> [Directives]
1. Answer these questions from the dendrogram analysis excerpt:
(a) How many subtrees (nodes) does the word dendrogram have?
(b) What file name are the lang-lang node correlations written to and read back from?
(c) What is the title of the histogram of lang-lang correlation coefficients?
2. Pick up the dendrogram analysis excerpt after its final sentence and keep writing it.

WORDS <- read_feather("../data/4_matlab_data/ets_models/word_to_is_shared.feather")
all_corrs_mat_words <- as.matrix(words1)
rownames(all_corrs_mat_words) <- WORDS$w1
dist_matrix <- dist(all_corrs_mat_words)
word_clusts <- hclust(dist_matrix)
ggdendro::ggdendrogram(word_clusts) +
theme(axis.text.x = element_text(hjust = 1, size = 5))
word_sub_trees <- word_clusts %>%
as.dendrogram %>%
dendextend::partition_leaves()
word_sub_trees_ids <- map(word_sub_trees,
~ paste(unlist(.), collapse = '_')) %>%
unlist()
mean_rank_subtrees_words <- map_df(word_sub_trees,
get_mean_ranks_of_subtrees,
all_corrs_mat_words,
.id = "node_id") %>%
mutate(node_id = as.factor(node_id)) %>%
data.table()
The word dendogram has 1419 subtrees (nodes).
Get correlations between ranks for all subtrees of the word dendogram and all subtrees of the tree dendogram.
Get the pairwise correlations between language nodes.
get_pairwise_corr <- function(i1, i2, means1, means2){
ranks_1 <- means1[node_id == i1]
ranks_2 <- means2[node_id == i2]
r_coefficient <- cor(ranks_1$rank_means,
ranks_2$rank_means)
data.frame(node1 = i1,
node2 = i2,
r_coefficient = r_coefficient)
}
## lang-lang
lang_node_pairs <- expand.grid(unique(mean_rank_subtrees_langs$node_id),
unique(mean_rank_subtrees_langs$node_id)) %>%
get_unique_pairs() %>%
data.frame() %>%
mutate_all(as.numeric)
lang_node_corrs <- map2_df(lang_node_pairs$X1,
lang_node_pairs$X2,
get_pairwise_corr,
mean_rank_subtrees_langs,
mean_rank_subtrees_langs)
write_csv(lang_node_corrs, "lang_node_corrs.csv")
lang_node_corrs <- read_csv( "lang_node_corrs.csv")
lang_ids_df <- data.frame(node_id = 1:length(lang_sub_trees_ids),
node = lang_sub_trees_ids,
n = str_count(lang_sub_trees_ids, "_") + 1)
lang_node_corrs_named <- lang_node_corrs %>%
left_join(lang_ids_df, by = c("node1" = "node_id")) %>%
rename(node1_name = node) %>%
left_join(lang_ids_df, by = c("node2" = "node_id")) %>%
rename(node2_name = node)
ggplot(lang_node_corrs_named, aes(x = r_coefficient)) +
geom_histogram() +
ggtitle("Distribution of lang-lang correlation coefficients") +
theme_classic()
MIN_LANGS <- 2
MAX_LANGS <- 8
I’m filtering here by nodes that have between 2 and 8 languages.

> [Material supplied]
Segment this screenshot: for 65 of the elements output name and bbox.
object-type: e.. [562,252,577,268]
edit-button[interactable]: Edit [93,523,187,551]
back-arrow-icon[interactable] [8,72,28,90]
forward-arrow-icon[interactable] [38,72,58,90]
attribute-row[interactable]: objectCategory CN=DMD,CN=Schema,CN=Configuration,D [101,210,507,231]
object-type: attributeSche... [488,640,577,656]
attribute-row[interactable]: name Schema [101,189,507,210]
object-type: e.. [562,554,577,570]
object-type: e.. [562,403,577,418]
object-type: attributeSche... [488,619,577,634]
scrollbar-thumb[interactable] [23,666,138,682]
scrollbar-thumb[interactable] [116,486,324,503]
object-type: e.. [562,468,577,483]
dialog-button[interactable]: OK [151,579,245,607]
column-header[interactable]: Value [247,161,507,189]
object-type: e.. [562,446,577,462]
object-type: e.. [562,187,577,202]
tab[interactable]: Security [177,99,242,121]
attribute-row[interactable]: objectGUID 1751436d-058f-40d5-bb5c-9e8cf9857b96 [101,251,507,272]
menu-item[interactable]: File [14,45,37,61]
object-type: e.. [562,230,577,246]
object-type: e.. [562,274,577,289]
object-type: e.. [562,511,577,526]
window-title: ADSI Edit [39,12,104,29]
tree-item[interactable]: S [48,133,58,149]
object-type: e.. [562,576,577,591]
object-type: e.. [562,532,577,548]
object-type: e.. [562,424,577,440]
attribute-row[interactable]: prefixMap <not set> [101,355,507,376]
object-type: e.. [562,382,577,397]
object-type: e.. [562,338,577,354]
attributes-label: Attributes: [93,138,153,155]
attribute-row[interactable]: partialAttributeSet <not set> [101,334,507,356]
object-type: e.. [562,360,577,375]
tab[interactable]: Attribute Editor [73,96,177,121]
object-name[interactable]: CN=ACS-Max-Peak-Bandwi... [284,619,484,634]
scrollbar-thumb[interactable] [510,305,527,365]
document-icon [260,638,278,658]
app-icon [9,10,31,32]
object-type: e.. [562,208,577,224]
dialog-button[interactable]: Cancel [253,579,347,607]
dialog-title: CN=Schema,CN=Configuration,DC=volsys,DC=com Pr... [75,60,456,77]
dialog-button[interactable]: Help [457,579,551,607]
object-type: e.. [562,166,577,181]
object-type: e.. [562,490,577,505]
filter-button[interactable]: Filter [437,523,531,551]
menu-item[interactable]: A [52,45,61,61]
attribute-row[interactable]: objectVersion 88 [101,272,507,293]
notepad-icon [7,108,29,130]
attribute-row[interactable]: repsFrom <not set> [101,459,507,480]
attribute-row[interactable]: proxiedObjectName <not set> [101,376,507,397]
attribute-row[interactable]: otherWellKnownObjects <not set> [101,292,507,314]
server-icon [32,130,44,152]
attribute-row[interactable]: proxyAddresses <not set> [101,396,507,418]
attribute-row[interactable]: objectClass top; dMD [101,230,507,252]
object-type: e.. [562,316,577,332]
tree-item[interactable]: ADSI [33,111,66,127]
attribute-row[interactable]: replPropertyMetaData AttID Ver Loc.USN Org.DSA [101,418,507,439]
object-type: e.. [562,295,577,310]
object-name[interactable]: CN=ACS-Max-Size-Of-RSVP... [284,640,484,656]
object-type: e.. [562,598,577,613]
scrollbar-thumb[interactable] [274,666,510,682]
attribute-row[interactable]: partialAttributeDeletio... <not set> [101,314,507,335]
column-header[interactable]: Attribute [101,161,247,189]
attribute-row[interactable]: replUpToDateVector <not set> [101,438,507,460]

> [Answers for this exercise]
1.
(a) 1419.
(b) "lang_node_corrs.csv".
(c) "Distribution of lang-lang correlation coefficients".

2.
lang_node_corrs_named %>%
arrange(-r_coefficient) %>%
filter(n.x >= MIN_LANGS & n.x <= MAX_LANGS & n.y >= MIN_LANGS & n.y <= MAX_LANGS) %>%
filter(node1 != node2) %>%
select(node1_name, node2_name, r_coefficient) %>%
DT::datatable()
Get the pairwise correlations between language and word nodes.
lang_word_node_pairs <- expand.grid(langs_ids = unique(mean_rank_subtrees_langs$node_id),
word_ids = unique(mean_rank_subtrees_words$node_id)) %>%
get_unique_pairs() %>%
data.frame() %>%
mutate_all(as.numeric)
lang_word_node_corrs <- map2_df(lang_word_node_pairs$X1,
lang_word_node_pairs$X2,
get_pairwise_corr,
mean_rank_subtrees_langs,
mean_rank_subtrees_words)
write_csv(lang_word_node_corrs, "lang_word_node_corrs.csv")
lang_word_node_corrs <- read_csv( "lang_word_node_corrs.csv")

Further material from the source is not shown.